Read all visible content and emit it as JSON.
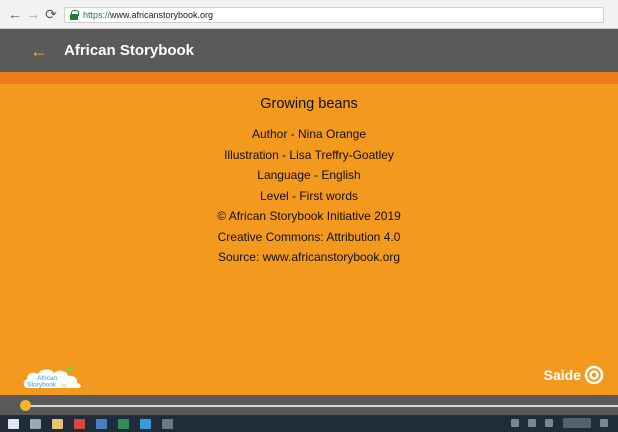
{
  "browser": {
    "back_icon": "arrow-left-icon",
    "forward_icon": "arrow-right-icon",
    "reload_icon": "reload-icon",
    "url_scheme": "https://",
    "url_host": "www.africanstorybook.org"
  },
  "header": {
    "back_icon": "arrow-left-icon",
    "title": "African Storybook",
    "accent_color": "#f7b42c",
    "background_color": "#5a5a5a"
  },
  "page": {
    "background_color": "#f3991d",
    "story_title": "Growing beans",
    "credits": {
      "author": "Author - Nina Orange",
      "illustration": "Illustration - Lisa Treffry-Goatley",
      "language": "Language - English",
      "level": "Level - First words",
      "copyright": "© African Storybook Initiative 2019",
      "license": "Creative Commons: Attribution 4.0",
      "source": "Source: www.africanstorybook.org"
    }
  },
  "logos": {
    "asb_line1": "African",
    "asb_line2": "Storybook",
    "asb_suffix": ".org",
    "saide": "Saide"
  },
  "progress": {
    "fraction": 0.0
  }
}
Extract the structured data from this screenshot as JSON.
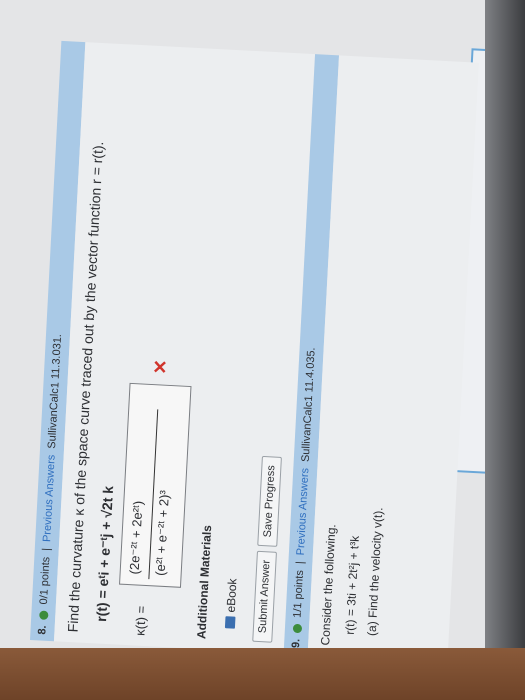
{
  "top": {
    "ebook_label": "eBook"
  },
  "question8": {
    "number": "8.",
    "points": "0/1 points",
    "separator": "|",
    "previous_answers": "Previous Answers",
    "source": "SullivanCalc1 11.3.031.",
    "prompt": "Find the curvature κ of the space curve traced out by the vector function r = r(t).",
    "function": "r(t) = eᵗi + e⁻ᵗj + √2t k",
    "kappa_label": "κ(t) =",
    "answer_numerator": "(2e⁻²ᵗ + 2e²ᵗ)",
    "answer_denominator": "(e²ᵗ + e⁻²ᵗ + 2)³",
    "additional_materials": "Additional Materials",
    "ebook_label": "eBook",
    "submit_label": "Submit Answer",
    "save_label": "Save Progress"
  },
  "question9": {
    "number": "9.",
    "points": "1/1 points",
    "separator": "|",
    "previous_answers": "Previous Answers",
    "source": "SullivanCalc1 11.4.035.",
    "prompt": "Consider the following.",
    "function": "r(t) = 3ti + 2t²j + t³k",
    "part_a": "(a) Find the velocity v(t)."
  },
  "colors": {
    "bar": "#a9c9e6",
    "link": "#2f6fbf",
    "wrong": "#d0342c",
    "correct": "#3c8c3c"
  }
}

Problem details — Find every line that has "function" in it, then return those lines.

Result —
    "prompt": "Find the curvature κ of the space curve traced out by the vector function r = r(t).",
    "function": "r(t) = eᵗi + e⁻ᵗj + √2t k",
    "function": "r(t) = 3ti + 2t²j + t³k",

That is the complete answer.